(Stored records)
____________________

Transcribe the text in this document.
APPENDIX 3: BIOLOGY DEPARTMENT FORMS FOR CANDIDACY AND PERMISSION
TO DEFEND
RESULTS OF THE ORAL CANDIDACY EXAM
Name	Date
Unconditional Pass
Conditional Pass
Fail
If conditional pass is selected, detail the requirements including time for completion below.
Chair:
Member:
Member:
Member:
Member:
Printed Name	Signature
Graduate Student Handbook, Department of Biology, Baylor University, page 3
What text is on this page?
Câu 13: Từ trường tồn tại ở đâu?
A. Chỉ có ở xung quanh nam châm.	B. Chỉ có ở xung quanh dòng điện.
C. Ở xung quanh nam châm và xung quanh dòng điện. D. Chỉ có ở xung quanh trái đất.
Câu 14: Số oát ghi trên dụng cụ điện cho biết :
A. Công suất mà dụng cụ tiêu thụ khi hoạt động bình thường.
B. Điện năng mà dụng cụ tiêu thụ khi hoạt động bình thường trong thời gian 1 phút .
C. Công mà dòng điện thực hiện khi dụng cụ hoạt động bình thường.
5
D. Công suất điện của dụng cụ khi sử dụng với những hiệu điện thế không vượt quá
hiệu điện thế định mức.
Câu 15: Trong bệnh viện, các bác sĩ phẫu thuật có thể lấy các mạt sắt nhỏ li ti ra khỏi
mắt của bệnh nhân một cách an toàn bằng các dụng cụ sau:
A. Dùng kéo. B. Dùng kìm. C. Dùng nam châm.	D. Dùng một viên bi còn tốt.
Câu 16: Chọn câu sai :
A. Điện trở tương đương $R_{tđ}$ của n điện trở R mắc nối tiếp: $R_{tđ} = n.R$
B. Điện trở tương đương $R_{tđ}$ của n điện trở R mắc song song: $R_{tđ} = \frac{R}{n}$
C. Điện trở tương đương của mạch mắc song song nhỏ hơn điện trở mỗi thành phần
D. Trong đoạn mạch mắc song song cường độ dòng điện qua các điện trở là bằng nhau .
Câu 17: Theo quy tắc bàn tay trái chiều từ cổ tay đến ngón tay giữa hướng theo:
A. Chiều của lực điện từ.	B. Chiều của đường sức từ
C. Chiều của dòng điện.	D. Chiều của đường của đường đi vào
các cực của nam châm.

____________________

(Task requirements) Retype all of the entries precisely as they are.

(Task response)
Transcribe the text in this document.
APPENDIX 3: BIOLOGY DEPARTMENT FORMS FOR CANDIDACY AND PERMISSION
TO DEFEND
RESULTS OF THE ORAL CANDIDACY EXAM
Name	Date
Unconditional Pass
Conditional Pass
Fail
If conditional pass is selected, detail the requirements including time for completion below.
Chair:
Member:
Member:
Member:
Member:
Printed Name	Signature
Graduate Student Handbook, Department of Biology, Baylor University, page 3
What text is on this page?
Câu 13: Từ trường tồn tại ở đâu?
A. Chỉ có ở xung quanh nam châm.	B. Chỉ có ở xung quanh dòng điện.
C. Ở xung quanh nam châm và xung quanh dòng điện. D. Chỉ có ở xung quanh trái đất.
Câu 14: Số oát ghi trên dụng cụ điện cho biết :
A. Công suất mà dụng cụ tiêu thụ khi hoạt động bình thường.
B. Điện năng mà dụng cụ tiêu thụ khi hoạt động bình thường trong thời gian 1 phút .
C. Công mà dòng điện thực hiện khi dụng cụ hoạt động bình thường.
5
D. Công suất điện của dụng cụ khi sử dụng với những hiệu điện thế không vượt quá
hiệu điện thế định mức.
Câu 15: Trong bệnh viện, các bác sĩ phẫu thuật có thể lấy các mạt sắt nhỏ li ti ra khỏi
mắt của bệnh nhân một cách an toàn bằng các dụng cụ sau:
A. Dùng kéo. B. Dùng kìm. C. Dùng nam châm.	D. Dùng một viên bi còn tốt.
Câu 16: Chọn câu sai :
A. Điện trở tương đương $R_{tđ}$ của n điện trở R mắc nối tiếp: $R_{tđ} = n.R$
B. Điện trở tương đương $R_{tđ}$ của n điện trở R mắc song song: $R_{tđ} = \frac{R}{n}$
C. Điện trở tương đương của mạch mắc song song nhỏ hơn điện trở mỗi thành phần
D. Trong đoạn mạch mắc song song cường độ dòng điện qua các điện trở là bằng nhau .
Câu 17: Theo quy tắc bàn tay trái chiều từ cổ tay đến ngón tay giữa hướng theo:
A. Chiều của lực điện từ.	B. Chiều của đường sức từ
C. Chiều của dòng điện.	D. Chiều của đường của đường đi vào
các cực của nam châm.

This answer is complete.